_PROBLEM DETAILS_
Sift the material for lines containing "video", and return them.

[Begin]

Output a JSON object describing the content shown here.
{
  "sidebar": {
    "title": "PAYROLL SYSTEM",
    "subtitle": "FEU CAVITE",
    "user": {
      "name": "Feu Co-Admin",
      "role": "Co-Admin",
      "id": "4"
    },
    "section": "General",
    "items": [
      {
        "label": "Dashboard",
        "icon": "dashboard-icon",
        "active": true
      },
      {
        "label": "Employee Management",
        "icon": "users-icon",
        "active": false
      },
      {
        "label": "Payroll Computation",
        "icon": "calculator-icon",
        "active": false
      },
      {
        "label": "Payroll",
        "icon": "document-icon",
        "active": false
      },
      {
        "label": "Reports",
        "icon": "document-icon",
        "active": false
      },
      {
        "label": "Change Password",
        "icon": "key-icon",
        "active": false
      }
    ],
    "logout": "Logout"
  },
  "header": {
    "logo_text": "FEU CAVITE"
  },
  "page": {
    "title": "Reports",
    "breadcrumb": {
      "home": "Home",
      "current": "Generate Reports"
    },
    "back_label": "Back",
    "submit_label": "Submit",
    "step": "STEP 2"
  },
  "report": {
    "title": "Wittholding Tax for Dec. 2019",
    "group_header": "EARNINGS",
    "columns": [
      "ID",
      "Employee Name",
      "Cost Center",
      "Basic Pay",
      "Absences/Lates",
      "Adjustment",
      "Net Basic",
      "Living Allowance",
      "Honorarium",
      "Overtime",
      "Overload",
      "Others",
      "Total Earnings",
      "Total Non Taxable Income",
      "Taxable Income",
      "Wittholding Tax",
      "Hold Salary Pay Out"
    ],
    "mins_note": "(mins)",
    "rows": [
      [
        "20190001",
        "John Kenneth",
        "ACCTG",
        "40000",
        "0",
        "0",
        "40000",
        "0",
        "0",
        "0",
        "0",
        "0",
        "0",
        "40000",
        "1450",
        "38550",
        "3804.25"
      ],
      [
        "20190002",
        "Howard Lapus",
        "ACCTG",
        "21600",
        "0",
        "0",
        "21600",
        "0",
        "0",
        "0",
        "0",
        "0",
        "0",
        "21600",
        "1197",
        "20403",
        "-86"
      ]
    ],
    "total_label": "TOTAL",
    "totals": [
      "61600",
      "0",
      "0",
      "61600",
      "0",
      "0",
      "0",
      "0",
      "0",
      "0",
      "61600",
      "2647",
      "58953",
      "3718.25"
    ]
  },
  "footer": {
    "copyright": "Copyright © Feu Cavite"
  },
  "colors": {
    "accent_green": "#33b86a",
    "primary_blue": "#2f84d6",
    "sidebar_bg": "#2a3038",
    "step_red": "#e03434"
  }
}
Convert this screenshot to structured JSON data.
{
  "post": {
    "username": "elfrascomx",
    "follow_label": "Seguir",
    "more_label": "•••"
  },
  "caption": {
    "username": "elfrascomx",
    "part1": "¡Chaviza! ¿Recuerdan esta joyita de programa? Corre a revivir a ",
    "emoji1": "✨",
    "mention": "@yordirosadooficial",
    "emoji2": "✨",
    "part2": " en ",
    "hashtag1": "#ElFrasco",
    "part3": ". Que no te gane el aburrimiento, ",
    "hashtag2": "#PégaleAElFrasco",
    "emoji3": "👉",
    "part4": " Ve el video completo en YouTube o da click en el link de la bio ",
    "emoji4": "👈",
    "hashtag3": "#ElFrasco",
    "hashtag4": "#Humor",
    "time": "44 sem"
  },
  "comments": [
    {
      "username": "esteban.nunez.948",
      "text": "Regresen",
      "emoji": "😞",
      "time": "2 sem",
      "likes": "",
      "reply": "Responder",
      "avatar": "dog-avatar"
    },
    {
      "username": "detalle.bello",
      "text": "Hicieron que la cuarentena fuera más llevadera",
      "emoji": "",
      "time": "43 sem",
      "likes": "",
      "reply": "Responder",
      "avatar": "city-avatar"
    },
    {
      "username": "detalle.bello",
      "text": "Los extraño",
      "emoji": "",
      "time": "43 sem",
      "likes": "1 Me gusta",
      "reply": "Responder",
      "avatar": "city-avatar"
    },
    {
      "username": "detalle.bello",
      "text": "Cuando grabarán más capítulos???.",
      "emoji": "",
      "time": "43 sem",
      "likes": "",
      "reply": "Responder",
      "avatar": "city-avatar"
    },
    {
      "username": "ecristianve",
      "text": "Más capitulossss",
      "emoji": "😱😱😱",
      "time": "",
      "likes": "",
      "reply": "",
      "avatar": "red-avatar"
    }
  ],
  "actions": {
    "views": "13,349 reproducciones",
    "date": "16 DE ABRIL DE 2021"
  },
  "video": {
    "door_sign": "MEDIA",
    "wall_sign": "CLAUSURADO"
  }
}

[End]

_SOLVED EXERCISE_
    "part4": " Ve el video completo en YouTube o da click en el link de la bio ",
  "video": {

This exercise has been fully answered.